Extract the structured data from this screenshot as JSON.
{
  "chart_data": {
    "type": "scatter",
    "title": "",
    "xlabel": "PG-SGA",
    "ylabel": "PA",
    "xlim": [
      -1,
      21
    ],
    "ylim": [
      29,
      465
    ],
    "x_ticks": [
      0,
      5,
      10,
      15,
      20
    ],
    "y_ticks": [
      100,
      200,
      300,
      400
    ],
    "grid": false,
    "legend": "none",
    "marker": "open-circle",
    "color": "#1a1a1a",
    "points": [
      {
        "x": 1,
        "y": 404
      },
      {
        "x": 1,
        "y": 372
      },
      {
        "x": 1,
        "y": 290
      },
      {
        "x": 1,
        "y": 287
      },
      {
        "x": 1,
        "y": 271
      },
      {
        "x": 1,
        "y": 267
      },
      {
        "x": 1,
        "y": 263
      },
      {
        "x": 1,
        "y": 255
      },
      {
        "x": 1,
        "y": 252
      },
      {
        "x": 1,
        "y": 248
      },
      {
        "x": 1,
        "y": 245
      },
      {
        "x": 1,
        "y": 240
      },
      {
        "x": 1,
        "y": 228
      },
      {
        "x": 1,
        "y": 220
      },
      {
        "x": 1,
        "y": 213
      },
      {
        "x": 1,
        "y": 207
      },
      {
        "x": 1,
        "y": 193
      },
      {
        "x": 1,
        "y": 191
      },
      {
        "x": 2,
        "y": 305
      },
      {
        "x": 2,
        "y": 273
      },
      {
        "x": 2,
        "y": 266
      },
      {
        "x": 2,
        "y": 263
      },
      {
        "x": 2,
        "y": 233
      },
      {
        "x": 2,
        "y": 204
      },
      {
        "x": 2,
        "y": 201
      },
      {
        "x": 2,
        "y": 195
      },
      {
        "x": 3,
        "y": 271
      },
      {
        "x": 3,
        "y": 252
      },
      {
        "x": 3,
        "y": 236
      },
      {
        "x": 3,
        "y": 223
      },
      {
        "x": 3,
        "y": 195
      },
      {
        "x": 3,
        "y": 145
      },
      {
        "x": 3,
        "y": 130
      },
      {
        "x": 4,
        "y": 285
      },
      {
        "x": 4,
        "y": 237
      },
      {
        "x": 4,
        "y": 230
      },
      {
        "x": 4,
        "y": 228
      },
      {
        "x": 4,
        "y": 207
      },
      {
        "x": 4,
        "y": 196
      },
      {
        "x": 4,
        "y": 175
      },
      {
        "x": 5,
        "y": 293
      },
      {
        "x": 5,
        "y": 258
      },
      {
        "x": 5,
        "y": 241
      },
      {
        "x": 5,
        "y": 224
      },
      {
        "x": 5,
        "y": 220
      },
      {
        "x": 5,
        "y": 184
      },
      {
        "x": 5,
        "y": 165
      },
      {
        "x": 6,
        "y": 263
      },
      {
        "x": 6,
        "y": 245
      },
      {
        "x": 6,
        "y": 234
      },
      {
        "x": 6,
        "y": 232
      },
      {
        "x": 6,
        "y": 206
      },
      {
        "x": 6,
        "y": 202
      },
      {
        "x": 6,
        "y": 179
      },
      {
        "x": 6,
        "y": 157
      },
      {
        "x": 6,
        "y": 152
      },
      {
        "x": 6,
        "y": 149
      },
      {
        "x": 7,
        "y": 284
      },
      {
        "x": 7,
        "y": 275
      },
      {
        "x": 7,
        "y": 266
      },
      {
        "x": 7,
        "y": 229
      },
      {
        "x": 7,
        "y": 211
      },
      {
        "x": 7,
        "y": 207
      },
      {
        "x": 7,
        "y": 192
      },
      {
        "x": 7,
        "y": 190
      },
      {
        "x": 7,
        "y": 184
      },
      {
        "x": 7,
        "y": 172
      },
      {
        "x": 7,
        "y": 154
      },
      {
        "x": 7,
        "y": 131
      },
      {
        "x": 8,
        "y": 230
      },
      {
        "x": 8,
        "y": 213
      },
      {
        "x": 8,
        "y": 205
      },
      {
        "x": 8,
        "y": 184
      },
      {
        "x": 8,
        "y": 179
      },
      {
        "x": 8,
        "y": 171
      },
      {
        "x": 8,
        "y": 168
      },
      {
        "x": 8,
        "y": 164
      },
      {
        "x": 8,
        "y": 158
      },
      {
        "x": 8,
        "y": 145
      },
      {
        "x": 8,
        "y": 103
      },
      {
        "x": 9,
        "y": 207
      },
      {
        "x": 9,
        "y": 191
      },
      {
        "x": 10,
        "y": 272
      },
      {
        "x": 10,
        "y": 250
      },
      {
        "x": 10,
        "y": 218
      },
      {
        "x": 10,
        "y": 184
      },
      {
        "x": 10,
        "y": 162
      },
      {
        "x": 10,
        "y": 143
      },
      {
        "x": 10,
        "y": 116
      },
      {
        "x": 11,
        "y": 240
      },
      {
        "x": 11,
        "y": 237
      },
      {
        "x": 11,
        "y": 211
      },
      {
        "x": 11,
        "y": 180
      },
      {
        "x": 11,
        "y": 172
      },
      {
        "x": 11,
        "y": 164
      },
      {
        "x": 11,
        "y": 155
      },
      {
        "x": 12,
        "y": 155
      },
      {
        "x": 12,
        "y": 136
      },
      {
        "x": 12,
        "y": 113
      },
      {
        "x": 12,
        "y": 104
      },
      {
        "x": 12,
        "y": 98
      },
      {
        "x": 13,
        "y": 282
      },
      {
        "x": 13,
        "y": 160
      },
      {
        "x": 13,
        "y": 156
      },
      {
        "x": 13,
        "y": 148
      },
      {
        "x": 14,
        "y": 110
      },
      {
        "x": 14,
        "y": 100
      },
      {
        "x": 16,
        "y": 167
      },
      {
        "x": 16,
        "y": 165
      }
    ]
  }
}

++++

Problem description:
Could you quote the material above in full, exactly as it stands?

Solution to this task:
Extract the structured data from this screenshot as JSON.
{
  "chart_data": {
    "type": "scatter",
    "title": "",
    "xlabel": "PG-SGA",
    "ylabel": "PA",
    "xlim": [
      -1,
      21
    ],
    "ylim": [
      29,
      465
    ],
    "x_ticks": [
      0,
      5,
      10,
      15,
      20
    ],
    "y_ticks": [
      100,
      200,
      300,
      400
    ],
    "grid": false,
    "legend": "none",
    "marker": "open-circle",
    "color": "#1a1a1a",
    "points": [
      {
        "x": 1,
        "y": 404
      },
      {
        "x": 1,
        "y": 372
      },
      {
        "x": 1,
        "y": 290
      },
      {
        "x": 1,
        "y": 287
      },
      {
        "x": 1,
        "y": 271
      },
      {
        "x": 1,
        "y": 267
      },
      {
        "x": 1,
        "y": 263
      },
      {
        "x": 1,
        "y": 255
      },
      {
        "x": 1,
        "y": 252
      },
      {
        "x": 1,
        "y": 248
      },
      {
        "x": 1,
        "y": 245
      },
      {
        "x": 1,
        "y": 240
      },
      {
        "x": 1,
        "y": 228
      },
      {
        "x": 1,
        "y": 220
      },
      {
        "x": 1,
        "y": 213
      },
      {
        "x": 1,
        "y": 207
      },
      {
        "x": 1,
        "y": 193
      },
      {
        "x": 1,
        "y": 191
      },
      {
        "x": 2,
        "y": 305
      },
      {
        "x": 2,
        "y": 273
      },
      {
        "x": 2,
        "y": 266
      },
      {
        "x": 2,
        "y": 263
      },
      {
        "x": 2,
        "y": 233
      },
      {
        "x": 2,
        "y": 204
      },
      {
        "x": 2,
        "y": 201
      },
      {
        "x": 2,
        "y": 195
      },
      {
        "x": 3,
        "y": 271
      },
      {
        "x": 3,
        "y": 252
      },
      {
        "x": 3,
        "y": 236
      },
      {
        "x": 3,
        "y": 223
      },
      {
        "x": 3,
        "y": 195
      },
      {
        "x": 3,
        "y": 145
      },
      {
        "x": 3,
        "y": 130
      },
      {
        "x": 4,
        "y": 285
      },
      {
        "x": 4,
        "y": 237
      },
      {
        "x": 4,
        "y": 230
      },
      {
        "x": 4,
        "y": 228
      },
      {
        "x": 4,
        "y": 207
      },
      {
        "x": 4,
        "y": 196
      },
      {
        "x": 4,
        "y": 175
      },
      {
        "x": 5,
        "y": 293
      },
      {
        "x": 5,
        "y": 258
      },
      {
        "x": 5,
        "y": 241
      },
      {
        "x": 5,
        "y": 224
      },
      {
        "x": 5,
        "y": 220
      },
      {
        "x": 5,
        "y": 184
      },
      {
        "x": 5,
        "y": 165
      },
      {
        "x": 6,
        "y": 263
      },
      {
        "x": 6,
        "y": 245
      },
      {
        "x": 6,
        "y": 234
      },
      {
        "x": 6,
        "y": 232
      },
      {
        "x": 6,
        "y": 206
      },
      {
        "x": 6,
        "y": 202
      },
      {
        "x": 6,
        "y": 179
      },
      {
        "x": 6,
        "y": 157
      },
      {
        "x": 6,
        "y": 152
      },
      {
        "x": 6,
        "y": 149
      },
      {
        "x": 7,
        "y": 284
      },
      {
        "x": 7,
        "y": 275
      },
      {
        "x": 7,
        "y": 266
      },
      {
        "x": 7,
        "y": 229
      },
      {
        "x": 7,
        "y": 211
      },
      {
        "x": 7,
        "y": 207
      },
      {
        "x": 7,
        "y": 192
      },
      {
        "x": 7,
        "y": 190
      },
      {
        "x": 7,
        "y": 184
      },
      {
        "x": 7,
        "y": 172
      },
      {
        "x": 7,
        "y": 154
      },
      {
        "x": 7,
        "y": 131
      },
      {
        "x": 8,
        "y": 230
      },
      {
        "x": 8,
        "y": 213
      },
      {
        "x": 8,
        "y": 205
      },
      {
        "x": 8,
        "y": 184
      },
      {
        "x": 8,
        "y": 179
      },
      {
        "x": 8,
        "y": 171
      },
      {
        "x": 8,
        "y": 168
      },
      {
        "x": 8,
        "y": 164
      },
      {
        "x": 8,
        "y": 158
      },
      {
        "x": 8,
        "y": 145
      },
      {
        "x": 8,
        "y": 103
      },
      {
        "x": 9,
        "y": 207
      },
      {
        "x": 9,
        "y": 191
      },
      {
        "x": 10,
        "y": 272
      },
      {
        "x": 10,
        "y": 250
      },
      {
        "x": 10,
        "y": 218
      },
      {
        "x": 10,
        "y": 184
      },
      {
        "x": 10,
        "y": 162
      },
      {
        "x": 10,
        "y": 143
      },
      {
        "x": 10,
        "y": 116
      },
      {
        "x": 11,
        "y": 240
      },
      {
        "x": 11,
        "y": 237
      },
      {
        "x": 11,
        "y": 211
      },
      {
        "x": 11,
        "y": 180
      },
      {
        "x": 11,
        "y": 172
      },
      {
        "x": 11,
        "y": 164
      },
      {
        "x": 11,
        "y": 155
      },
      {
        "x": 12,
        "y": 155
      },
      {
        "x": 12,
        "y": 136
      },
      {
        "x": 12,
        "y": 113
      },
      {
        "x": 12,
        "y": 104
      },
      {
        "x": 12,
        "y": 98
      },
      {
        "x": 13,
        "y": 282
      },
      {
        "x": 13,
        "y": 160
      },
      {
        "x": 13,
        "y": 156
      },
      {
        "x": 13,
        "y": 148
      },
      {
        "x": 14,
        "y": 110
      },
      {
        "x": 14,
        "y": 100
      },
      {
        "x": 16,
        "y": 167
      },
      {
        "x": 16,
        "y": 165
      }
    ]
  }
}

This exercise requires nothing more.